==== Available records

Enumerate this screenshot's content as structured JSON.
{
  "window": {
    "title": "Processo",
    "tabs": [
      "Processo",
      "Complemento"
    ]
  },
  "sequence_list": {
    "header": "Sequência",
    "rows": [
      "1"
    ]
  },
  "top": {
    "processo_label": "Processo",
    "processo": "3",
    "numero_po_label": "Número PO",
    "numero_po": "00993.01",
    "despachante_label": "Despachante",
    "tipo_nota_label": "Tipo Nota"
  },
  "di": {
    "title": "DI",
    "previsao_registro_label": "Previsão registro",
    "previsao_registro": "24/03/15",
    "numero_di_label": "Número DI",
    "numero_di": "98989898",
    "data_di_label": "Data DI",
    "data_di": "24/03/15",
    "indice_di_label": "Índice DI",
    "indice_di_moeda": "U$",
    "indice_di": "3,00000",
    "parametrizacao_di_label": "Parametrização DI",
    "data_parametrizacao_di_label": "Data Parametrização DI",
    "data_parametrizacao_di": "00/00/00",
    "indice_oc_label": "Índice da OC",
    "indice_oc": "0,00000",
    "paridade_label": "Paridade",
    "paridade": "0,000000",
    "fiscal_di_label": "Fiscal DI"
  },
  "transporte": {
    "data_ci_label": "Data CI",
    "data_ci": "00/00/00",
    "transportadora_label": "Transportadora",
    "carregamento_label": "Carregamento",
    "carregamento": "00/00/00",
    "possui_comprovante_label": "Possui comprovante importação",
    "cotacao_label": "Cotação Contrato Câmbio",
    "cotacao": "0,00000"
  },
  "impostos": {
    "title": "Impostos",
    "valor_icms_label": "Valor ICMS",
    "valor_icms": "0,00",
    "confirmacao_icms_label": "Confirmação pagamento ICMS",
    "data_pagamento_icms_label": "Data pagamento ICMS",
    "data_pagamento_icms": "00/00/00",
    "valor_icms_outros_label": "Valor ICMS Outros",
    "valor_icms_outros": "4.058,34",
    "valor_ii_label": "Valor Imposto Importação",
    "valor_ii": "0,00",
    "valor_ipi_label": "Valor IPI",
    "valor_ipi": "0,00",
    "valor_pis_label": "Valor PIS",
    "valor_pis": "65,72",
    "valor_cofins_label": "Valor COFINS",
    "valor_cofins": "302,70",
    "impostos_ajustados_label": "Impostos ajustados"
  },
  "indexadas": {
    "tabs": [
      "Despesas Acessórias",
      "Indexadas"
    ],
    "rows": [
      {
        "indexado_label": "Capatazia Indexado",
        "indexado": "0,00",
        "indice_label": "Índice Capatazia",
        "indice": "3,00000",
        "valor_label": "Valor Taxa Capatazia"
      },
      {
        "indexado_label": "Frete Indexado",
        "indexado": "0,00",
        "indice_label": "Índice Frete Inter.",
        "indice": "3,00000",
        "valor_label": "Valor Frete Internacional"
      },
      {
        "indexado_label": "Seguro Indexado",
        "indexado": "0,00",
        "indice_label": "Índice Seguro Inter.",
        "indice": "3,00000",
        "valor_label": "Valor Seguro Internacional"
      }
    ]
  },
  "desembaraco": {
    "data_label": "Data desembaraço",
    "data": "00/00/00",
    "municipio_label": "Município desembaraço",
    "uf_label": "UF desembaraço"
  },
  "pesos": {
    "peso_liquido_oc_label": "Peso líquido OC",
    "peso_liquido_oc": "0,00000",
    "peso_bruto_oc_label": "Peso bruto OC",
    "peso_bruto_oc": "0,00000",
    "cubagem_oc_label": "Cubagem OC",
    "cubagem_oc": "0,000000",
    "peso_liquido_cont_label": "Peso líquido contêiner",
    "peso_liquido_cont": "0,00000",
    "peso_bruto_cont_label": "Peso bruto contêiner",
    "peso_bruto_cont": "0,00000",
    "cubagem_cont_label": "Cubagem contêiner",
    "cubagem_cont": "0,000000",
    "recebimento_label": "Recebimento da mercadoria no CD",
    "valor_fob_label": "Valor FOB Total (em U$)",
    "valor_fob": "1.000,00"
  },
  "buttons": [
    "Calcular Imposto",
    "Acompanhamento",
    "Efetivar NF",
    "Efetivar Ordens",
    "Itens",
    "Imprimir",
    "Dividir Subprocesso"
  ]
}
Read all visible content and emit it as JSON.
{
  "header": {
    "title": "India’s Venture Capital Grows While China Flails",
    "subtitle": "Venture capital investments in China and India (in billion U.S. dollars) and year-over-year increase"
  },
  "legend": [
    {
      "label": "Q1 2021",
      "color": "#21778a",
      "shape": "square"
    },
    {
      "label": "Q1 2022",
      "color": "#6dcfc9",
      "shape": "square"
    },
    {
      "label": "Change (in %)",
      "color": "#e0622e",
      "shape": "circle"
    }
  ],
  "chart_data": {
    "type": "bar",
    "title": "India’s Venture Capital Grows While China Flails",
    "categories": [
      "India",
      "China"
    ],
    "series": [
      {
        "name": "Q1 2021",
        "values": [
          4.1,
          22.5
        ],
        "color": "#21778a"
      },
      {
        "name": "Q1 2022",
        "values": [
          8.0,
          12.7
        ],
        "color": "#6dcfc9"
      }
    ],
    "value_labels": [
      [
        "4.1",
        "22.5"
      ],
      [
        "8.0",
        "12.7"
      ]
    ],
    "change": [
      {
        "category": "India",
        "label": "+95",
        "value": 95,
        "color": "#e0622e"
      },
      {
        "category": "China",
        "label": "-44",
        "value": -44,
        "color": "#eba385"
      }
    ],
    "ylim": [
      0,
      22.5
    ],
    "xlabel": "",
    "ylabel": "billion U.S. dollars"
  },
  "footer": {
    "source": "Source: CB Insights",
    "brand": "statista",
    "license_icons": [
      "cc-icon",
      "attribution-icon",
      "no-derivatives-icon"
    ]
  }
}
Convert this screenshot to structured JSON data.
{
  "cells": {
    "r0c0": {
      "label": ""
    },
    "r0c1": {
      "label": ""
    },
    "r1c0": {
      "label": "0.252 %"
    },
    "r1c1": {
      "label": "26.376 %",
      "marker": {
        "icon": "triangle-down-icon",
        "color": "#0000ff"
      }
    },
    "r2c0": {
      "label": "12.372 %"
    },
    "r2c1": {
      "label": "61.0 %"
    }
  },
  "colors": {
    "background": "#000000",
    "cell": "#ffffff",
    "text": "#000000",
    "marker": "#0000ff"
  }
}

========

### Do this
Every line from the one containing "Convert this screenshot" through the end of the entries above must be echoed exactly, with both ends kept.

### Task output
Convert this screenshot to structured JSON data.
{
  "cells": {
    "r0c0": {
      "label": ""
    },
    "r0c1": {
      "label": ""
    },
    "r1c0": {
      "label": "0.252 %"
    },
    "r1c1": {
      "label": "26.376 %",
      "marker": {
        "icon": "triangle-down-icon",
        "color": "#0000ff"
      }
    },
    "r2c0": {
      "label": "12.372 %"
    },
    "r2c1": {
      "label": "61.0 %"
    }
  },
  "colors": {
    "background": "#000000",
    "cell": "#ffffff",
    "text": "#000000",
    "marker": "#0000ff"
  }
}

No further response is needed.